Exercise input:
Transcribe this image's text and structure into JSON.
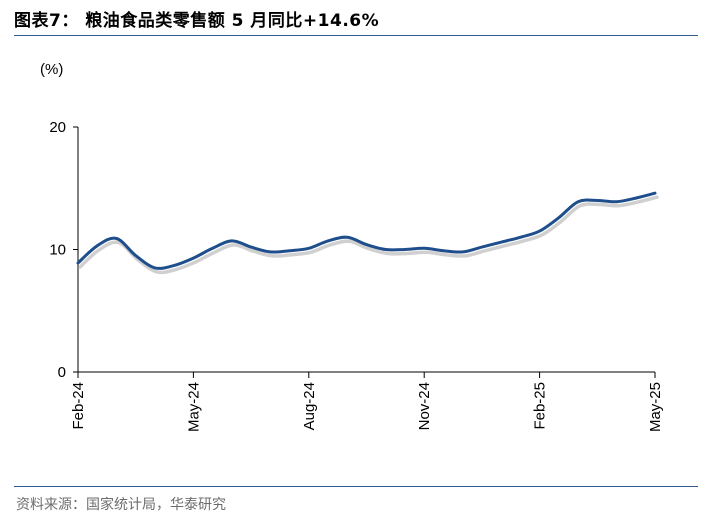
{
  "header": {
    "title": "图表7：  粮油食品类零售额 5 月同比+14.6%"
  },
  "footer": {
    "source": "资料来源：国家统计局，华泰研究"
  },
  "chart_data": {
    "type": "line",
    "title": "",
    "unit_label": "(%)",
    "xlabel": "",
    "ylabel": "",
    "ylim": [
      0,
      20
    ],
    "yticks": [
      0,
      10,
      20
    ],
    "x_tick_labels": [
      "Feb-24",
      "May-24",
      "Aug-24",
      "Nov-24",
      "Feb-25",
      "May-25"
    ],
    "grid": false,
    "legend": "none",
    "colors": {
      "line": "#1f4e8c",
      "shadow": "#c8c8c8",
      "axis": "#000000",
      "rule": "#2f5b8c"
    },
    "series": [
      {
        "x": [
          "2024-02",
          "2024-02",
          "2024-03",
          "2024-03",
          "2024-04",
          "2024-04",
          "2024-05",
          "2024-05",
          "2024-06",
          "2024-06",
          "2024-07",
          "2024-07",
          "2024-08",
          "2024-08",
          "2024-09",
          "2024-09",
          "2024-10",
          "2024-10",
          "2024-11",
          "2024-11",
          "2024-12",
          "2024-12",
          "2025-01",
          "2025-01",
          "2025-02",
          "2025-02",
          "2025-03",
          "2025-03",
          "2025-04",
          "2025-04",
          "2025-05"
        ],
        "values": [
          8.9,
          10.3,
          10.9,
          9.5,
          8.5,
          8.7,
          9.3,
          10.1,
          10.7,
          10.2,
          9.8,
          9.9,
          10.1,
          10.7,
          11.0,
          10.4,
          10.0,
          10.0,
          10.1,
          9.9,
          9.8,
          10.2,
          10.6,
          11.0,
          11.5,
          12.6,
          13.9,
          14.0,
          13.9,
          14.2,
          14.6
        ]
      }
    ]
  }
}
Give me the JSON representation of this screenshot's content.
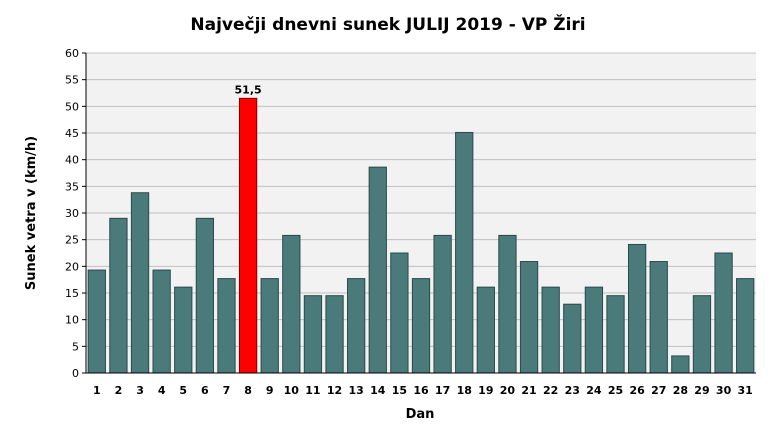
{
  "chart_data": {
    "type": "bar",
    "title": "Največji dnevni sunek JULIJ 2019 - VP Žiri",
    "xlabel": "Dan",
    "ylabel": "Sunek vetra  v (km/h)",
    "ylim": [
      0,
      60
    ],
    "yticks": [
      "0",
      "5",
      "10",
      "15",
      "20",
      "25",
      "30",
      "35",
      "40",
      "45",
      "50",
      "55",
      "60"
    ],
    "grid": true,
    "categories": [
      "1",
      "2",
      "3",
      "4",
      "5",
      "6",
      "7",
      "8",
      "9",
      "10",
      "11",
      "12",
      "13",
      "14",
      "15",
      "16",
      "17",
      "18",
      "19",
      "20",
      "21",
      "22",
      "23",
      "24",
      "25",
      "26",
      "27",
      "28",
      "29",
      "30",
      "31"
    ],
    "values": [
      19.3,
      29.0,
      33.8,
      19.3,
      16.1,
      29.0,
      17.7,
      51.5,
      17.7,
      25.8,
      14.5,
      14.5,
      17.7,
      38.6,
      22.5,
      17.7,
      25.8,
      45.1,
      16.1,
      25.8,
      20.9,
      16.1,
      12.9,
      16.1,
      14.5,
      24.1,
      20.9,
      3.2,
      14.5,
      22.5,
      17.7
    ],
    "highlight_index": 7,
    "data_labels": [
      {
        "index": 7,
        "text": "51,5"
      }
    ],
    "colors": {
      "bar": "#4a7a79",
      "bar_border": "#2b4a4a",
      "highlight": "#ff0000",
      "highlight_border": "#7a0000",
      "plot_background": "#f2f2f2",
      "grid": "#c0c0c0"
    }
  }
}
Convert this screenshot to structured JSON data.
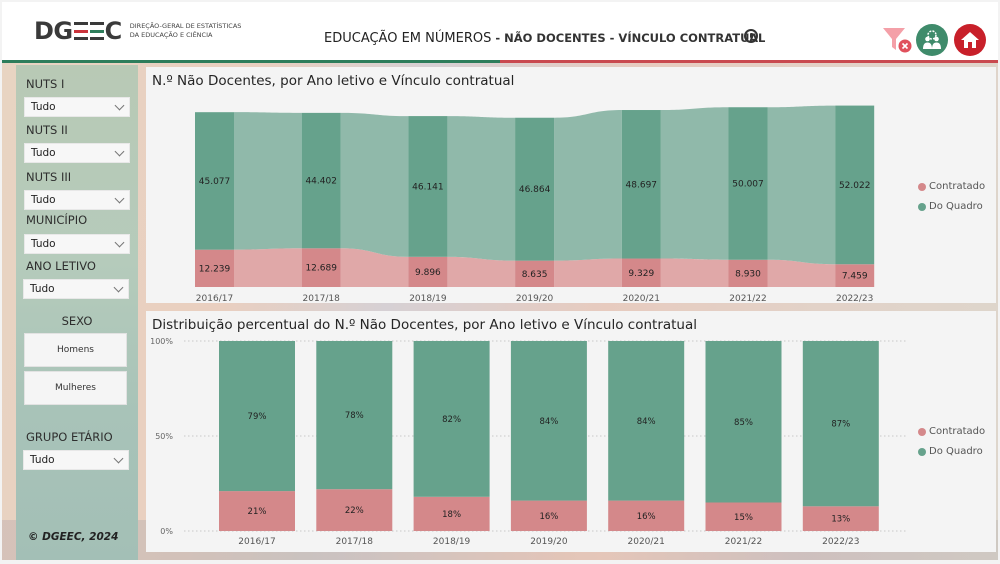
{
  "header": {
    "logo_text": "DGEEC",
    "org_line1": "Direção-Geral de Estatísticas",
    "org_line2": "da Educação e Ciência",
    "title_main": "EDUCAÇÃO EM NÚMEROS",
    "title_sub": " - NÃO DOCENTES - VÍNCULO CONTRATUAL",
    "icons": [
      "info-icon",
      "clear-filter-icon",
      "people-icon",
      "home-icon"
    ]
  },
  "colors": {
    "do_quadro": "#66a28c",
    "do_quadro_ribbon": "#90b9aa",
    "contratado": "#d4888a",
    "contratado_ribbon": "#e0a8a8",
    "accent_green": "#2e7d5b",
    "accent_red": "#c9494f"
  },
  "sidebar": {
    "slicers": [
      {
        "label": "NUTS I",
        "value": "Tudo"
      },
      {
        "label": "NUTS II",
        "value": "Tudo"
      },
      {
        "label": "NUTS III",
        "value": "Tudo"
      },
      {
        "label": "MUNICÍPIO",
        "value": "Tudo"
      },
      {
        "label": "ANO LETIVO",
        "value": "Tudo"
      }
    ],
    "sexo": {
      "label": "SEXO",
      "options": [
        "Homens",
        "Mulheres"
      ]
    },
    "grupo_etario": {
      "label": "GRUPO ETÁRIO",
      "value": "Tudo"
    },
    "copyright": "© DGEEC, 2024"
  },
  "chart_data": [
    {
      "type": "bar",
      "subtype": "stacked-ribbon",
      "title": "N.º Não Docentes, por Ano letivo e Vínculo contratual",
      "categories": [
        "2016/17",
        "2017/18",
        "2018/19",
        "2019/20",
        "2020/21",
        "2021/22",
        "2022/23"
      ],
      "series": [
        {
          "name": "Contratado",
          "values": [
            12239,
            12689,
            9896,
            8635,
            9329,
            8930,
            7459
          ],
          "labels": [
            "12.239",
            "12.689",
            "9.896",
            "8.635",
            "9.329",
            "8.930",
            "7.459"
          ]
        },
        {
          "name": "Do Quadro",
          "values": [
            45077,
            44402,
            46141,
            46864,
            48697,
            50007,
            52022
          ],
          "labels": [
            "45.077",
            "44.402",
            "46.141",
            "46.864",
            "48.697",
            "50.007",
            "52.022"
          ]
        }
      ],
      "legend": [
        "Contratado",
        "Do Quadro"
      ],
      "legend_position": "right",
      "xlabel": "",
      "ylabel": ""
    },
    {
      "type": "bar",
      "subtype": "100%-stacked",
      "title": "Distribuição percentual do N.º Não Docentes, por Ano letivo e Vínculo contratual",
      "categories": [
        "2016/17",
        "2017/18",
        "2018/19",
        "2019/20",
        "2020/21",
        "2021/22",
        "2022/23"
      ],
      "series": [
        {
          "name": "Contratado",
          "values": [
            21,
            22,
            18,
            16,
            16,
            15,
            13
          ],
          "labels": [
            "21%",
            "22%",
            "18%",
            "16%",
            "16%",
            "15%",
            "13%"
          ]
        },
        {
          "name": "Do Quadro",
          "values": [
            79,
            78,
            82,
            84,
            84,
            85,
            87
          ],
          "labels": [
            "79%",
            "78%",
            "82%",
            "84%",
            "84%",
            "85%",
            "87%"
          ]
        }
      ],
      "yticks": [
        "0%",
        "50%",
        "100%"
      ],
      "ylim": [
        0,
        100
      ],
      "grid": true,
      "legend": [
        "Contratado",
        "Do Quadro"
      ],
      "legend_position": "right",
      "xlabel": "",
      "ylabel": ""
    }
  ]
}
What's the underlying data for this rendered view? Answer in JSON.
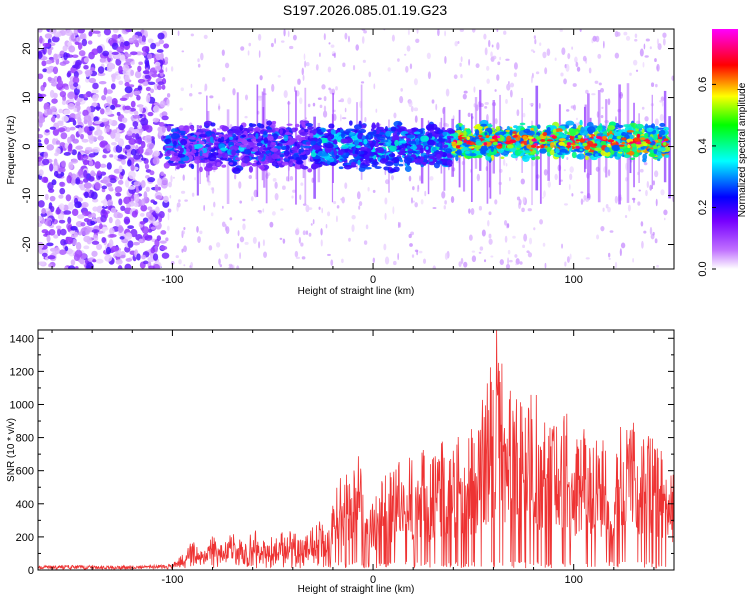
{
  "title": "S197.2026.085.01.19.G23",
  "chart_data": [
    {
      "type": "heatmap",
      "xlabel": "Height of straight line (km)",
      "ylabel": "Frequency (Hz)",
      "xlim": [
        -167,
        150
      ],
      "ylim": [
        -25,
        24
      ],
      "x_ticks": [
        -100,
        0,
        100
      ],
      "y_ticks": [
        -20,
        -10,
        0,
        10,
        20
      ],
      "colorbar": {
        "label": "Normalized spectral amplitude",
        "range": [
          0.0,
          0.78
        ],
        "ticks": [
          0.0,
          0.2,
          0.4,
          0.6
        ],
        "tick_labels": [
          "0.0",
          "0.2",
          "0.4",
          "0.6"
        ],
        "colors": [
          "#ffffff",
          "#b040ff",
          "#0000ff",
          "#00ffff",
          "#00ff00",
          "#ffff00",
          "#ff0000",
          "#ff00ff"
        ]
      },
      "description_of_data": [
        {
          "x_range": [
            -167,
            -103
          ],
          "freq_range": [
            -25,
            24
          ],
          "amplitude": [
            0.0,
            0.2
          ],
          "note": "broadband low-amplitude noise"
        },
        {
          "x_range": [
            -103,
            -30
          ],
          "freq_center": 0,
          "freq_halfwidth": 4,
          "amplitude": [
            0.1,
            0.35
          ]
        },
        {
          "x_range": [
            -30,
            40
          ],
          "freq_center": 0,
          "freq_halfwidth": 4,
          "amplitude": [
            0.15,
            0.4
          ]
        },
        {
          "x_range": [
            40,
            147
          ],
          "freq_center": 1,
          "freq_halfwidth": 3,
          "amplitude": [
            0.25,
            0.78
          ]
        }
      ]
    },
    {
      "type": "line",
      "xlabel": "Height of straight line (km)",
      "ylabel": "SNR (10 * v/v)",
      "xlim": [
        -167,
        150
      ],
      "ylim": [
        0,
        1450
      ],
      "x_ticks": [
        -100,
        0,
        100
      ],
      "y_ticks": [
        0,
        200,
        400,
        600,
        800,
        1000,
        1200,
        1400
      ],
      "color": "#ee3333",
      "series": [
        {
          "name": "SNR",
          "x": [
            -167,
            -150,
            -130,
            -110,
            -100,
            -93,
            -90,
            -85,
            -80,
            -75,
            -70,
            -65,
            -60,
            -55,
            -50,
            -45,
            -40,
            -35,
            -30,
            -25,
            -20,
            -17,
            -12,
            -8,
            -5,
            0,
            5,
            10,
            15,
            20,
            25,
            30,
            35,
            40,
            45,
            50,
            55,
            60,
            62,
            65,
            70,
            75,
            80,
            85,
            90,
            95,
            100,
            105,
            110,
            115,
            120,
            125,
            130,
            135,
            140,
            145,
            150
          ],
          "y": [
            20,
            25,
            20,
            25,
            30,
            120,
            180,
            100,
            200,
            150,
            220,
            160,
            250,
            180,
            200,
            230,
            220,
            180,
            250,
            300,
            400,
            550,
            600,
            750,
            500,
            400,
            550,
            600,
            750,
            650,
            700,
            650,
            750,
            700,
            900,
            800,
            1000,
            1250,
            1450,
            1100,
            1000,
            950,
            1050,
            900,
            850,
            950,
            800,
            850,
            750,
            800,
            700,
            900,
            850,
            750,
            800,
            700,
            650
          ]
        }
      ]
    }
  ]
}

Given request: Gather up the lines that contain the word "NUTS".

Output of the exercise:
        "label": "NUTS I",
        "label": "NUTS II",
        "label": "NUTS III",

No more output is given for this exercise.